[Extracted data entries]
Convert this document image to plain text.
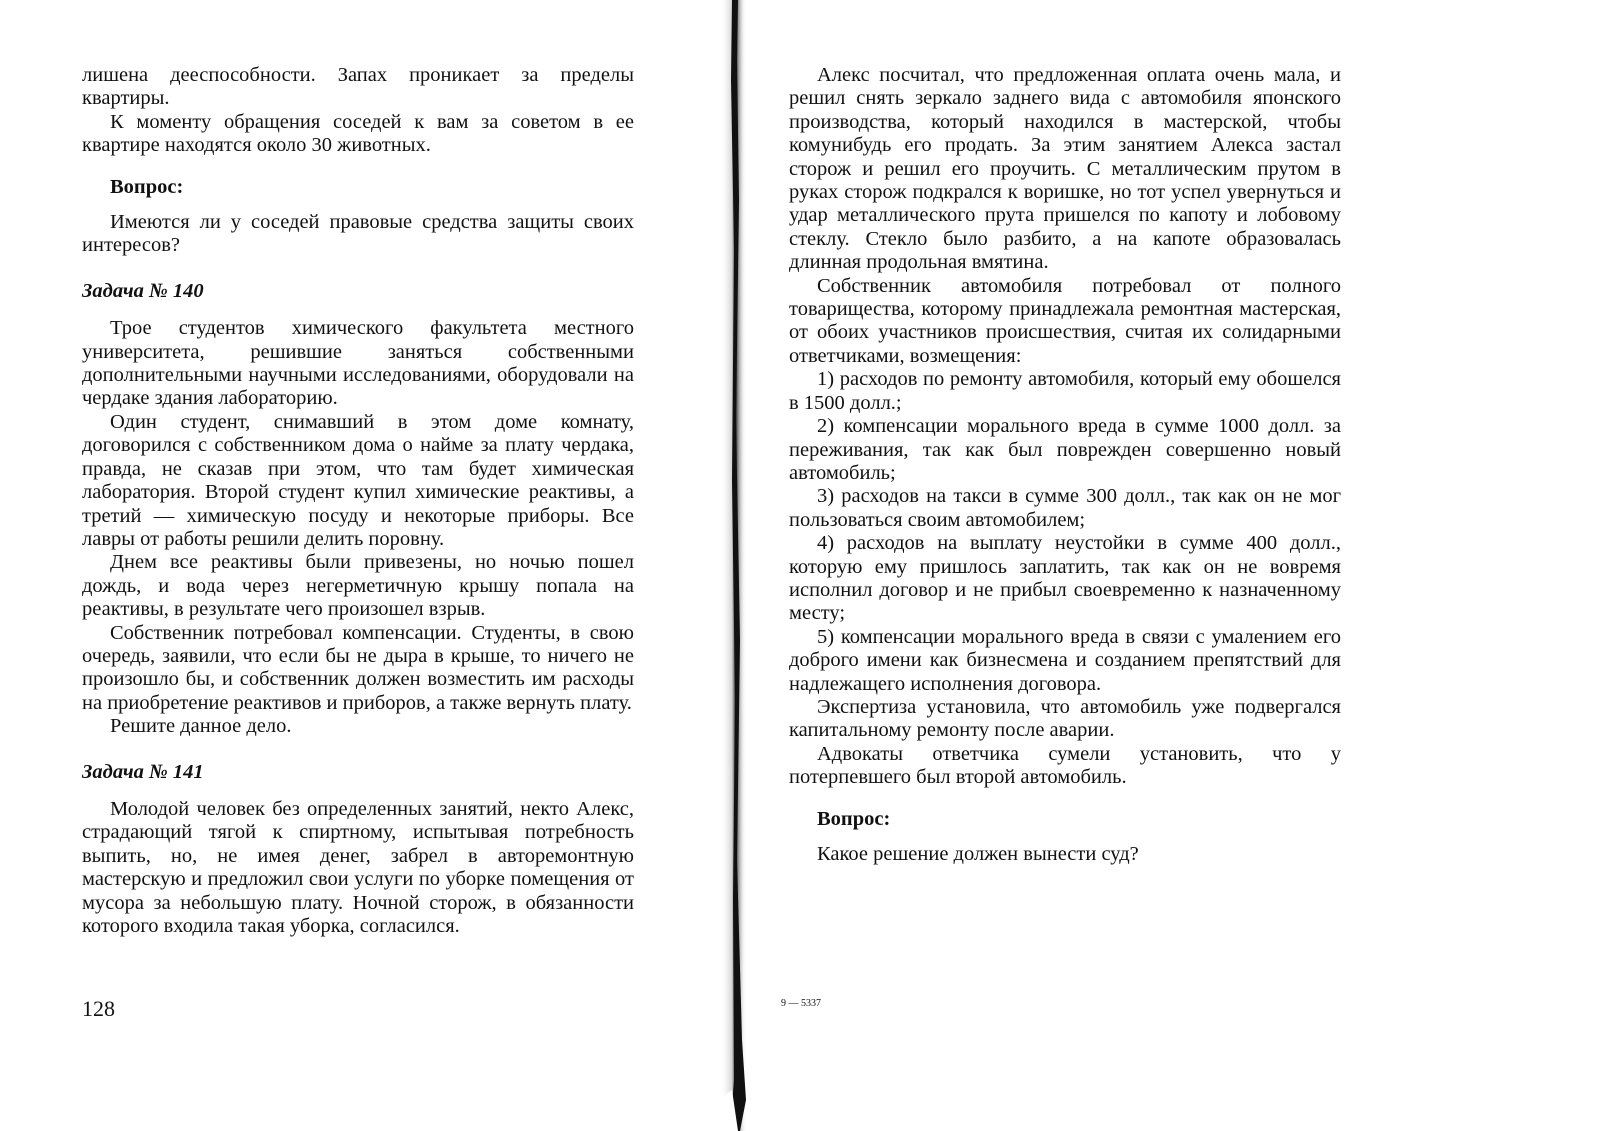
лишена дееспособности. Запах проникает за пределы квартиры.

К моменту обращения соседей к вам за советом в ее квартире находятся около 30 животных.

Вопрос:

Имеются ли у соседей правовые средства защиты своих интересов?

Задача № 140

Трое студентов химического факультета местного университета, решившие заняться собственными дополнительными научными исследованиями, оборудовали на чердаке здания лабораторию.

Один студент, снимавший в этом доме комнату, договорился с собственником дома о найме за плату чердака, правда, не сказав при этом, что там будет химическая лаборатория. Второй студент купил химические реактивы, а третий — химическую посуду и некоторые приборы. Все лавры от работы решили делить поровну.

Днем все реактивы были привезены, но ночью пошел дождь, и вода через негерметичную крышу попала на реактивы, в результате чего произошел взрыв.

Собственник потребовал компенсации. Студенты, в свою очередь, заявили, что если бы не дыра в крыше, то ничего не произошло бы, и собственник должен возместить им расходы на приобретение реактивов и приборов, а также вернуть плату.

Решите данное дело.

Задача № 141

Молодой человек без определенных занятий, некто Алекс, страдающий тягой к спиртному, испытывая потребность выпить, но, не имея денег, забрел в авторемонтную мастерскую и предложил свои услуги по уборке помещения от мусора за небольшую плату. Ночной сторож, в обязанности которого входила такая уборка, согласился.

128

Алекс посчитал, что предложенная оплата очень мала, и решил снять зеркало заднего вида с автомобиля японского производства, который находился в мастерской, чтобы комунибудь его продать. За этим занятием Алекса застал сторож и решил его проучить. С металлическим прутом в руках сторож подкрался к воришке, но тот успел увернуться и удар металлического прута пришелся по капоту и лобовому стеклу. Стекло было разбито, а на капоте образовалась длинная продольная вмятина.

Собственник автомобиля потребовал от полного товарищества, которому принадлежала ремонтная мастерская, от обоих участников происшествия, считая их солидарными ответчиками, возмещения:

1) расходов по ремонту автомобиля, который ему обошелся в 1500 долл.;

2) компенсации морального вреда в сумме 1000 долл. за переживания, так как был поврежден совершенно новый автомобиль;

3) расходов на такси в сумме 300 долл., так как он не мог пользоваться своим автомобилем;

4) расходов на выплату неустойки в сумме 400 долл., которую ему пришлось заплатить, так как он не вовремя исполнил договор и не прибыл своевременно к назначенному месту;

5) компенсации морального вреда в связи с умалением его доброго имени как бизнесмена и созданием препятствий для надлежащего исполнения договора.

Экспертиза установила, что автомобиль уже подвергался капитальному ремонту после аварии.

Адвокаты ответчика сумели установить, что у потерпевшего был второй автомобиль.

Вопрос:

Какое решение должен вынести суд?

9 — 5337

- [Problem description]:
Copy all the entries word for word. Omit any pictures.

- [Written answer]:
Convert this document image to plain text.
лишена дееспособности. Запах проникает за пределы квартиры.

К моменту обращения соседей к вам за советом в ее квартире находятся около 30 животных.

Вопрос:

Имеются ли у соседей правовые средства защиты своих интересов?

Задача № 140

Трое студентов химического факультета местного университета, решившие заняться собственными дополнительными научными исследованиями, оборудовали на чердаке здания лабораторию.

Один студент, снимавший в этом доме комнату, договорился с собственником дома о найме за плату чердака, правда, не сказав при этом, что там будет химическая лаборатория. Второй студент купил химические реактивы, а третий — химическую посуду и некоторые приборы. Все лавры от работы решили делить поровну.

Днем все реактивы были привезены, но ночью пошел дождь, и вода через негерметичную крышу попала на реактивы, в результате чего произошел взрыв.

Собственник потребовал компенсации. Студенты, в свою очередь, заявили, что если бы не дыра в крыше, то ничего не произошло бы, и собственник должен возместить им расходы на приобретение реактивов и приборов, а также вернуть плату.

Решите данное дело.

Задача № 141

Молодой человек без определенных занятий, некто Алекс, страдающий тягой к спиртному, испытывая потребность выпить, но, не имея денег, забрел в авторемонтную мастерскую и предложил свои услуги по уборке помещения от мусора за небольшую плату. Ночной сторож, в обязанности которого входила такая уборка, согласился.

128

Алекс посчитал, что предложенная оплата очень мала, и решил снять зеркало заднего вида с автомобиля японского производства, который находился в мастерской, чтобы комунибудь его продать. За этим занятием Алекса застал сторож и решил его проучить. С металлическим прутом в руках сторож подкрался к воришке, но тот успел увернуться и удар металлического прута пришелся по капоту и лобовому стеклу. Стекло было разбито, а на капоте образовалась длинная продольная вмятина.

Собственник автомобиля потребовал от полного товарищества, которому принадлежала ремонтная мастерская, от обоих участников происшествия, считая их солидарными ответчиками, возмещения:

1) расходов по ремонту автомобиля, который ему обошелся в 1500 долл.;

2) компенсации морального вреда в сумме 1000 долл. за переживания, так как был поврежден совершенно новый автомобиль;

3) расходов на такси в сумме 300 долл., так как он не мог пользоваться своим автомобилем;

4) расходов на выплату неустойки в сумме 400 долл., которую ему пришлось заплатить, так как он не вовремя исполнил договор и не прибыл своевременно к назначенному месту;

5) компенсации морального вреда в связи с умалением его доброго имени как бизнесмена и созданием препятствий для надлежащего исполнения договора.

Экспертиза установила, что автомобиль уже подвергался капитальному ремонту после аварии.

Адвокаты ответчика сумели установить, что у потерпевшего был второй автомобиль.

Вопрос:

Какое решение должен вынести суд?

9 — 5337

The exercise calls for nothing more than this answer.